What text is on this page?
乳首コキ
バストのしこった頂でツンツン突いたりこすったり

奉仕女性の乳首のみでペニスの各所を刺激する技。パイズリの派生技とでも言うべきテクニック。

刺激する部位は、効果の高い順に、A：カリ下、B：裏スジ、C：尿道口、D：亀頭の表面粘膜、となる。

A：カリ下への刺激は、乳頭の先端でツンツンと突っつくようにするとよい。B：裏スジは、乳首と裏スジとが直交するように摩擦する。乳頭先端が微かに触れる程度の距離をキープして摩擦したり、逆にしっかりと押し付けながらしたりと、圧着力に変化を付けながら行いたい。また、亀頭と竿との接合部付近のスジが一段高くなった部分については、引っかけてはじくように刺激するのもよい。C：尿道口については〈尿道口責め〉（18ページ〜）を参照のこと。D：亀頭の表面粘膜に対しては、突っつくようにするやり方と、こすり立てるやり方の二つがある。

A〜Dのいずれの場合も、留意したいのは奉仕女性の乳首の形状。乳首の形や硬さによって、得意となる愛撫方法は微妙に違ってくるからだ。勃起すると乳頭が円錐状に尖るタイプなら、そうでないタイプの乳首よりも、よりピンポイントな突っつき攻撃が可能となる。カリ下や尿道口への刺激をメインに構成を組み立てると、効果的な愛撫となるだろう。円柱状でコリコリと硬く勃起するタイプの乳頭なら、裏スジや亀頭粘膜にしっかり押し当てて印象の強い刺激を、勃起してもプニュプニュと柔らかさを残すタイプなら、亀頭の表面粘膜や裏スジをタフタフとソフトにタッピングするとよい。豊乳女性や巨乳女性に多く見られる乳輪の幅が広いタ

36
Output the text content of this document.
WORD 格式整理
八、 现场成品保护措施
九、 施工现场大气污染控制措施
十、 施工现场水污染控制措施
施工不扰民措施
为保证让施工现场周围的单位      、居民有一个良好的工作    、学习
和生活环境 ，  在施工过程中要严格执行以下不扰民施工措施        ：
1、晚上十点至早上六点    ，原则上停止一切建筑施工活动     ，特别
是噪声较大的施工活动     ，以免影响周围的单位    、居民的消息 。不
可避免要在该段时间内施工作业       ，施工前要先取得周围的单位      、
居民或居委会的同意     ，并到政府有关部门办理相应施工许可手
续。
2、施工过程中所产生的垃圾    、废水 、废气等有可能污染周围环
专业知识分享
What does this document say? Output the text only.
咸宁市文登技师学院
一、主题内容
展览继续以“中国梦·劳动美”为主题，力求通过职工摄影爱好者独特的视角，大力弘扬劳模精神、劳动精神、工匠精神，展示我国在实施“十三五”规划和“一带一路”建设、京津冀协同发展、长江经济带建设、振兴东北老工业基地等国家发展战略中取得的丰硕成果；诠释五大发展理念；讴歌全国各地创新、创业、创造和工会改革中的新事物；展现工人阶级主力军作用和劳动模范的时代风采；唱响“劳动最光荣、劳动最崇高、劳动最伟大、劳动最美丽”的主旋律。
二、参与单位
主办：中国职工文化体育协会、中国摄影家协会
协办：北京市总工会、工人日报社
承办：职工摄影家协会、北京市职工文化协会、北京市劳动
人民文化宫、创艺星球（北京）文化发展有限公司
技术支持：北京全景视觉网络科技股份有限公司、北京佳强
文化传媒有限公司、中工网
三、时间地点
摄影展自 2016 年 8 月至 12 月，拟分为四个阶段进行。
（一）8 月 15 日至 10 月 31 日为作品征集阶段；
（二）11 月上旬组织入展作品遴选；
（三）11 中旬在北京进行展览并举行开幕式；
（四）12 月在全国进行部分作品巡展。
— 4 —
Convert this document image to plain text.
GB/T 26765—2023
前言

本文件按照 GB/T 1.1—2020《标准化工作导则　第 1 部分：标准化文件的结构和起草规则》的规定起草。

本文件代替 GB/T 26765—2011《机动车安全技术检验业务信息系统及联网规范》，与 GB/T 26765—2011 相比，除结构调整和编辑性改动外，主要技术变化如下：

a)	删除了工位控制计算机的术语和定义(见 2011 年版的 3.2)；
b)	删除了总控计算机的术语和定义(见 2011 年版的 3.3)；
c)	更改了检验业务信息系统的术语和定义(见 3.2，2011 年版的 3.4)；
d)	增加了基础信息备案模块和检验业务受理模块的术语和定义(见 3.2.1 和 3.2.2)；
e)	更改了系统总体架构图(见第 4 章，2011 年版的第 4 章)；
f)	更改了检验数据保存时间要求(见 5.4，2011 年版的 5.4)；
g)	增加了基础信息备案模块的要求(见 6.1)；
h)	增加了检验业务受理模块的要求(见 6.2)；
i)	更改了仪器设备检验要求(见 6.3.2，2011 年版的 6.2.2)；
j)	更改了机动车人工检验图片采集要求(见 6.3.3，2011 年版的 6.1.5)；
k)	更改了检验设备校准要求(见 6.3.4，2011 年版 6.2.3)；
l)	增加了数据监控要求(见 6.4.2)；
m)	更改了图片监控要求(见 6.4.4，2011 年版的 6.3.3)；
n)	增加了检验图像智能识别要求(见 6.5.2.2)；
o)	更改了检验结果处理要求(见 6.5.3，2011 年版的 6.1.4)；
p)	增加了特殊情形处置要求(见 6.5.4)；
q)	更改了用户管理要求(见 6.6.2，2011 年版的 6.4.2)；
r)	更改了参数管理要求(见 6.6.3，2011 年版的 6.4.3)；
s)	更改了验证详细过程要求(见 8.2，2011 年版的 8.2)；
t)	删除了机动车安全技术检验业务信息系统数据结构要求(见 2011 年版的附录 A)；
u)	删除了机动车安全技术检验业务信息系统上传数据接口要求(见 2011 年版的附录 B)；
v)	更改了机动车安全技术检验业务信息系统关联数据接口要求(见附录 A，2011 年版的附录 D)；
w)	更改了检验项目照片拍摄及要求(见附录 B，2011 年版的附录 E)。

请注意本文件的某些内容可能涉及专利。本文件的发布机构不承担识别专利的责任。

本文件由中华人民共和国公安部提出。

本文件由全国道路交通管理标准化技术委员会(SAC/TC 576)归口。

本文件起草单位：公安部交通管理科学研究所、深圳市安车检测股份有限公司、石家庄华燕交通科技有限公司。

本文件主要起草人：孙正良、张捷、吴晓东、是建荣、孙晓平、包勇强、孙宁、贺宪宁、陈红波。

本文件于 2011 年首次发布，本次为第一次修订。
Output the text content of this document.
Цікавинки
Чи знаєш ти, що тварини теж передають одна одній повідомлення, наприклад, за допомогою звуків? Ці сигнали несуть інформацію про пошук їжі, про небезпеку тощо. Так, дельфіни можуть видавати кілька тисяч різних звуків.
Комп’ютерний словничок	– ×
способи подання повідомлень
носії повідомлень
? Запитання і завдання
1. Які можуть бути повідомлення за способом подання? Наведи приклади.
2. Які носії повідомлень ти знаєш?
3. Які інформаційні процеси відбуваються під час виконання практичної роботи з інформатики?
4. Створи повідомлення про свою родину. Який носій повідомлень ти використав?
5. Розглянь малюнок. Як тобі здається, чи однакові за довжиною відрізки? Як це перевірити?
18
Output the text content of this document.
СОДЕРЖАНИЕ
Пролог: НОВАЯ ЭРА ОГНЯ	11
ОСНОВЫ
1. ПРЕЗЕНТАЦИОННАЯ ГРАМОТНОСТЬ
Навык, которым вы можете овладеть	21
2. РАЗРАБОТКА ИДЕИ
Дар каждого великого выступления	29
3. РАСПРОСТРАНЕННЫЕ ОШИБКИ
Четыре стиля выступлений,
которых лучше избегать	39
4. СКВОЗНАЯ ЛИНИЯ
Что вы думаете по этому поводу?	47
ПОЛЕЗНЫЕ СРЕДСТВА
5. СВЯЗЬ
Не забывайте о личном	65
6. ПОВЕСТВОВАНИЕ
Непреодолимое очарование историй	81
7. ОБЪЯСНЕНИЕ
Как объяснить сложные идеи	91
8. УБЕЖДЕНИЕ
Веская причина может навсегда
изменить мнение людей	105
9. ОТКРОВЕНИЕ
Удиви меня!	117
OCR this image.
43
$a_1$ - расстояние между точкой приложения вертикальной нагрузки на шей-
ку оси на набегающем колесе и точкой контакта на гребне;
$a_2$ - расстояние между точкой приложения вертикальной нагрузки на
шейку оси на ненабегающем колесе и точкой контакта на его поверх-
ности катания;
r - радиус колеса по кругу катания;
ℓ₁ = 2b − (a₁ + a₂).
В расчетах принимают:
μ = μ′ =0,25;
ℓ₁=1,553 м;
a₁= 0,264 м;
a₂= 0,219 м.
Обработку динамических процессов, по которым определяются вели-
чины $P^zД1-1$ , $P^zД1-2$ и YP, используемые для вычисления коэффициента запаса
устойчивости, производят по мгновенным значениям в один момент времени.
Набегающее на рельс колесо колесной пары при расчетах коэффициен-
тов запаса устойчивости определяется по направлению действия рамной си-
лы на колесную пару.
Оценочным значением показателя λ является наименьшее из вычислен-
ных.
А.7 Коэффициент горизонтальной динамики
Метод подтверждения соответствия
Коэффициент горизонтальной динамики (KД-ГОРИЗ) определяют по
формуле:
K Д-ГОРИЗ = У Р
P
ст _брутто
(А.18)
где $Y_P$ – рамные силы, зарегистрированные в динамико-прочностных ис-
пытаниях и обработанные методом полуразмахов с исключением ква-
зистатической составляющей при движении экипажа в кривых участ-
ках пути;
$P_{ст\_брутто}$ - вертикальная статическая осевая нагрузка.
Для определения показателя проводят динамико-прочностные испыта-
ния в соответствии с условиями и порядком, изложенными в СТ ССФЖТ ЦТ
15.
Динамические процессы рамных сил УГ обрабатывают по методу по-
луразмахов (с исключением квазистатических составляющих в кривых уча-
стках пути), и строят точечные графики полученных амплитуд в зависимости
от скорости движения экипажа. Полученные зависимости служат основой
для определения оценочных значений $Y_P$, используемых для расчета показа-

-------------------------

Show each line holding the word "показателя".

Оценочным значением показателя λ является наименьшее из вычислен-
Для определения показателя проводят динамико-прочностные испыта-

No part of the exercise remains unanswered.